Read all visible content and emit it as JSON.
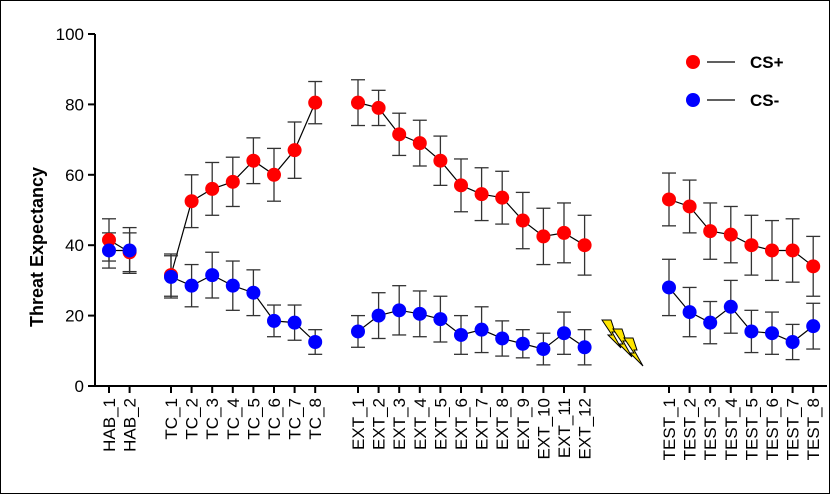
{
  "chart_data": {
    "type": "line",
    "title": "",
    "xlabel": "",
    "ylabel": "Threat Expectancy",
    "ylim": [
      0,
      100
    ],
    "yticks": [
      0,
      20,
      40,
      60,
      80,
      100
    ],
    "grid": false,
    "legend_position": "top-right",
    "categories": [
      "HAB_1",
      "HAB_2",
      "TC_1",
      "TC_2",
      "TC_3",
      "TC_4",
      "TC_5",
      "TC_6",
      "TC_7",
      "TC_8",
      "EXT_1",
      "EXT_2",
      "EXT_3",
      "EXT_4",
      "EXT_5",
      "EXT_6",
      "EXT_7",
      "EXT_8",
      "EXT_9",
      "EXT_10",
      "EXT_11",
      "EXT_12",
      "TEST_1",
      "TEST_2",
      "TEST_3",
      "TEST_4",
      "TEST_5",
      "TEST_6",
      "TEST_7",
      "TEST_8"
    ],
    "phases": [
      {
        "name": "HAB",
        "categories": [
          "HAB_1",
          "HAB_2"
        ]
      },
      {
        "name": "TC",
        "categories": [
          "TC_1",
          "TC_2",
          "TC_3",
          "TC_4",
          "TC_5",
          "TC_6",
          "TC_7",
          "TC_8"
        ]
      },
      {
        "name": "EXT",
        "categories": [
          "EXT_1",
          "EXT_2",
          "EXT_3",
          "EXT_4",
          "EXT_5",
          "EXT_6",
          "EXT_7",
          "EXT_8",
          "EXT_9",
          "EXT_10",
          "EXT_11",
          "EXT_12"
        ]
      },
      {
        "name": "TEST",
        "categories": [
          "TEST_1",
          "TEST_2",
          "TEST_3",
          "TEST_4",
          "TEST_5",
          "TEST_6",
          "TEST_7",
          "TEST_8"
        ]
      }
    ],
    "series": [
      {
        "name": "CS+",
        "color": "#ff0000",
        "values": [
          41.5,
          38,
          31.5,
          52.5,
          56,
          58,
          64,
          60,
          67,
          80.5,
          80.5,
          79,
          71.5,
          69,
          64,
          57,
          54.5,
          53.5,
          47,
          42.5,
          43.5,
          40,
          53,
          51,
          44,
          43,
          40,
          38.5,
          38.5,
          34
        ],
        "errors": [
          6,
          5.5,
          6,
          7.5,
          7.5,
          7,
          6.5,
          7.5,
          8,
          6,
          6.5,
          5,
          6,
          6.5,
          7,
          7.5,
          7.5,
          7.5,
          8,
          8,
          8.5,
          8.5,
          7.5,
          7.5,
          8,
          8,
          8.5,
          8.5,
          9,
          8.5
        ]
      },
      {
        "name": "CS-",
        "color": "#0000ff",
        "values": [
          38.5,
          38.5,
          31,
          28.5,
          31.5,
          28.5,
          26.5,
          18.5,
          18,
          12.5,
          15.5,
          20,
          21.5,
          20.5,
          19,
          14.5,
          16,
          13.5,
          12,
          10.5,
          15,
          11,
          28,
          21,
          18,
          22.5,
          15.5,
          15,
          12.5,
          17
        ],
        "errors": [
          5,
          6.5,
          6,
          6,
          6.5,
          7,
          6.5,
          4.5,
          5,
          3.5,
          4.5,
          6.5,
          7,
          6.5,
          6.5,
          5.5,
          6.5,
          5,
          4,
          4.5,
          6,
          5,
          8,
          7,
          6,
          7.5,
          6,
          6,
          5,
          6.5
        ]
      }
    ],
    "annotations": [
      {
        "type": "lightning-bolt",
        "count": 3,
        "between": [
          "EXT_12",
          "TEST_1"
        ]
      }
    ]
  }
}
* * *
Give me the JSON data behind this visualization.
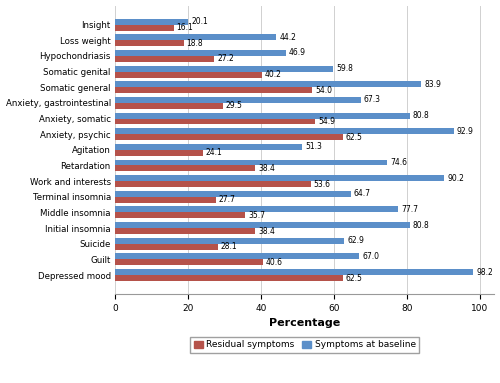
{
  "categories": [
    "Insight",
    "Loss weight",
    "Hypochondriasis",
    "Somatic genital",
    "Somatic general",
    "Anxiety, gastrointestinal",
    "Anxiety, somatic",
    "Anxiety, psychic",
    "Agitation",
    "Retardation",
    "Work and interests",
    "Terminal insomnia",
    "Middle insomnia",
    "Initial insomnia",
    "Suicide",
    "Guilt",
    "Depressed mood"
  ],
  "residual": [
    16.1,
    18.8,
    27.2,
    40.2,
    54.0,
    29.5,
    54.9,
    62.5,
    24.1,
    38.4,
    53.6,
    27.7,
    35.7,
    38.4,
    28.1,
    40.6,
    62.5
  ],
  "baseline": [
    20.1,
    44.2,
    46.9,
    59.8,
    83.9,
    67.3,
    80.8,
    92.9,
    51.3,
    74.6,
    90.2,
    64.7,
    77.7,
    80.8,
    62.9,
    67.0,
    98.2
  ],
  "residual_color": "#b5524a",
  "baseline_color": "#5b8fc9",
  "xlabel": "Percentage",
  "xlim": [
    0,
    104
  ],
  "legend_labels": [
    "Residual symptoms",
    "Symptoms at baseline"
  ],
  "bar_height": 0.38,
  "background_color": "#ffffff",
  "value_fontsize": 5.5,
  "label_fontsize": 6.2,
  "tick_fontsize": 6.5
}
==
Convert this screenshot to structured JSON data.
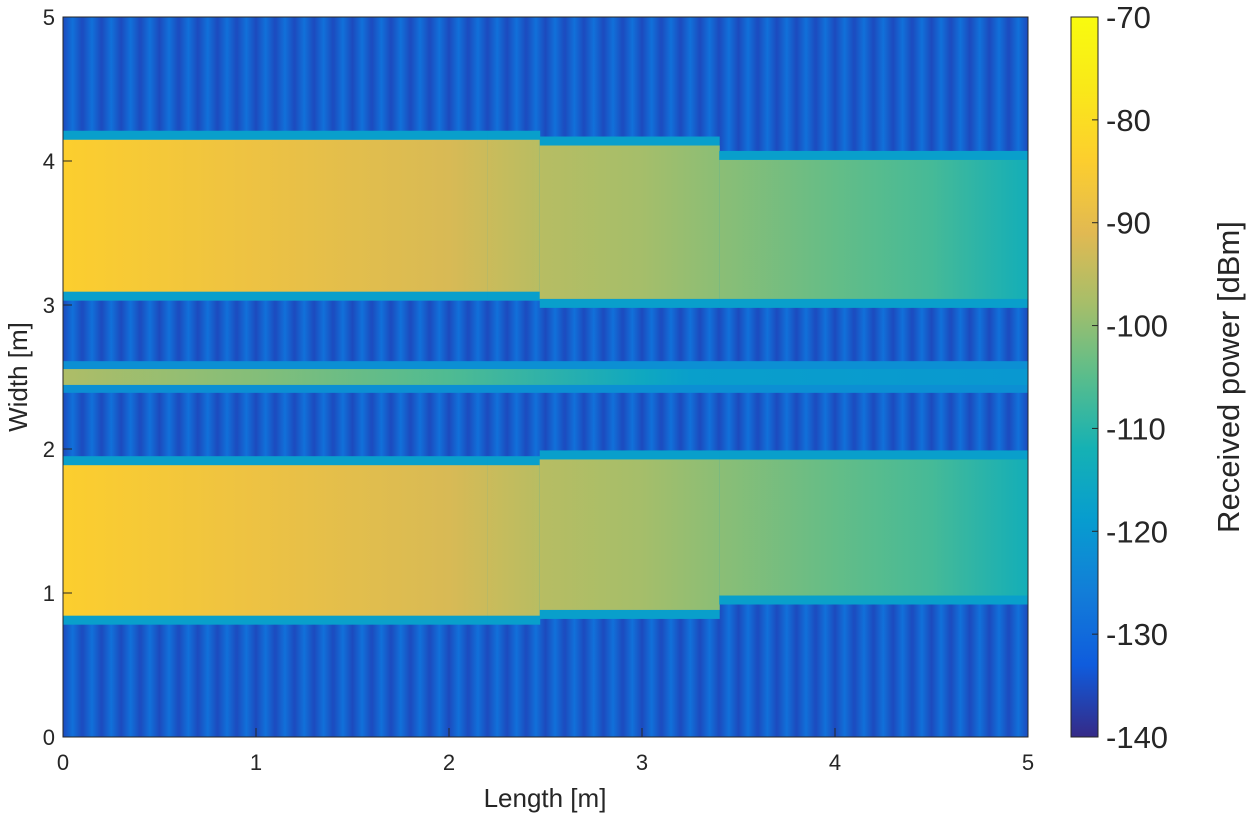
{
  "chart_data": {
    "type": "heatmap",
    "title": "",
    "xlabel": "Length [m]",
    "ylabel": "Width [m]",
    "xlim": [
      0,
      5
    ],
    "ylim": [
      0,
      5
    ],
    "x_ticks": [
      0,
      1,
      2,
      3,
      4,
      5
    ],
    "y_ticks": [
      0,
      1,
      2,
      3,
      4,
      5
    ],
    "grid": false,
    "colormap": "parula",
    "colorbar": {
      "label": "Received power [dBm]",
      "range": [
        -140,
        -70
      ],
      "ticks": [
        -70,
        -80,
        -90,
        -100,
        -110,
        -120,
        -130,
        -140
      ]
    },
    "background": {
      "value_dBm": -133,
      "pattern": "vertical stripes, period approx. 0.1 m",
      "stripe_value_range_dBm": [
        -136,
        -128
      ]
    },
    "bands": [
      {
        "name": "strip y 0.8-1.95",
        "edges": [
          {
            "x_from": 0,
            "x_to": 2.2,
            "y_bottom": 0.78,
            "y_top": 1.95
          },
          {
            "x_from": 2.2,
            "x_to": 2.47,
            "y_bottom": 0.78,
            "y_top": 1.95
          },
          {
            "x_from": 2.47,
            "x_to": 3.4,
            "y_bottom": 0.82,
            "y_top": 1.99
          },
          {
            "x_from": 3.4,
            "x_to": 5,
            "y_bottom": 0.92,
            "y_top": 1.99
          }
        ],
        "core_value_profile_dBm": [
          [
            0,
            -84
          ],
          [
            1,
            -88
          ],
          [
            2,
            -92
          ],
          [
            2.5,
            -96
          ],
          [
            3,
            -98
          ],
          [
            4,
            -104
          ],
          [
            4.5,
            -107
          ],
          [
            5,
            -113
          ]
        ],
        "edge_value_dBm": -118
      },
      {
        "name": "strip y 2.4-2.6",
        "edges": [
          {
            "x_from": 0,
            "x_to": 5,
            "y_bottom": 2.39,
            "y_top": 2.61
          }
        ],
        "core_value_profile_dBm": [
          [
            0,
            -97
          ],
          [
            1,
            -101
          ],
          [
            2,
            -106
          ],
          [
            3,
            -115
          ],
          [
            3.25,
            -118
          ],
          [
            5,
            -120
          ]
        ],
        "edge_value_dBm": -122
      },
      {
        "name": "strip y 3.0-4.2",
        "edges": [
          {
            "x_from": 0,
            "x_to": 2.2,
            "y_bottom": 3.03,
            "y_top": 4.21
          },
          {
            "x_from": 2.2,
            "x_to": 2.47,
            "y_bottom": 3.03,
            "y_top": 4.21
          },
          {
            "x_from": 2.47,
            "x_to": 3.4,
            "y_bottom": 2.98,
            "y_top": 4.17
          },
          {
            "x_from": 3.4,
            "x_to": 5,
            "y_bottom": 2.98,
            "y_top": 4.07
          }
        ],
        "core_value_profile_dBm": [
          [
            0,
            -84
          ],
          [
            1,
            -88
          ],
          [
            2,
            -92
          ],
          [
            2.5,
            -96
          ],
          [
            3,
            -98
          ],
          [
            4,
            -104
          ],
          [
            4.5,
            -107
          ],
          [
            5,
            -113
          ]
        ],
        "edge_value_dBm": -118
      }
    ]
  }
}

:: Aim ::
Going through the entries above, tally each line that has the word "JSON". Answer with the number only.

:: Expected answer ::
3